▶ [What is expected] Give only the number of lines that include the string "text".

▶ [Data supplied]

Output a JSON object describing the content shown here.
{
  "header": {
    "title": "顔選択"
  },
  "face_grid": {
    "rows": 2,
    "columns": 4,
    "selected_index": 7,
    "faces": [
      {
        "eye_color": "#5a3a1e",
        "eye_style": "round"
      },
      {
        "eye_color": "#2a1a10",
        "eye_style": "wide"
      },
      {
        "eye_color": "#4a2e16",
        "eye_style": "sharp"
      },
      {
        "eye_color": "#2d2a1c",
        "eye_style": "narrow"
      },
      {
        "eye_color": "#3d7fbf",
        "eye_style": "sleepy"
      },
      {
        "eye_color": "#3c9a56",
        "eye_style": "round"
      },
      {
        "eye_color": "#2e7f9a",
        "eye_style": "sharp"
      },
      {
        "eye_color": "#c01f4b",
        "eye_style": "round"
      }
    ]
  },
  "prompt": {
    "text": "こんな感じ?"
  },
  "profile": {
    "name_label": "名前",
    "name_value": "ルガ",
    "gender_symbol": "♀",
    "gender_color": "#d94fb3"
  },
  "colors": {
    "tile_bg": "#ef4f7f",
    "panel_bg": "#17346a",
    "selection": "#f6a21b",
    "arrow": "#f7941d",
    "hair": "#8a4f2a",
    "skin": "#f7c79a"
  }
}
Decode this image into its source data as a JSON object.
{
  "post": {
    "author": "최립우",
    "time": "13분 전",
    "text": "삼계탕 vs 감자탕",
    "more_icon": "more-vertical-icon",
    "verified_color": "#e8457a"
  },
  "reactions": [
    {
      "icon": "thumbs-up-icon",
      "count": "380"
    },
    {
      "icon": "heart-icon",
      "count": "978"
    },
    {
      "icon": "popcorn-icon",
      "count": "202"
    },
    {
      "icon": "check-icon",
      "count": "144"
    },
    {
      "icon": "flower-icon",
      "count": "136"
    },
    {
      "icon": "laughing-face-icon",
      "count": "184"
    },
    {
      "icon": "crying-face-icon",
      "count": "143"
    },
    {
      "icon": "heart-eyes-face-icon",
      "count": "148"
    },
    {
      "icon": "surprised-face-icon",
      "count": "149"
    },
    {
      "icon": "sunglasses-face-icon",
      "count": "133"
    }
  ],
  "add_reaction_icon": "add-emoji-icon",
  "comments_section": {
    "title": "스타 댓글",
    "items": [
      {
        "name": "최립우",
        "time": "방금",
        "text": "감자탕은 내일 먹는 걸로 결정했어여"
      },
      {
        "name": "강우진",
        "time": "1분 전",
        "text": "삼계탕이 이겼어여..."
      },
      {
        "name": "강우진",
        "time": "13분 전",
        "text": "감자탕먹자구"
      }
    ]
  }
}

▶ [Exercise output] 5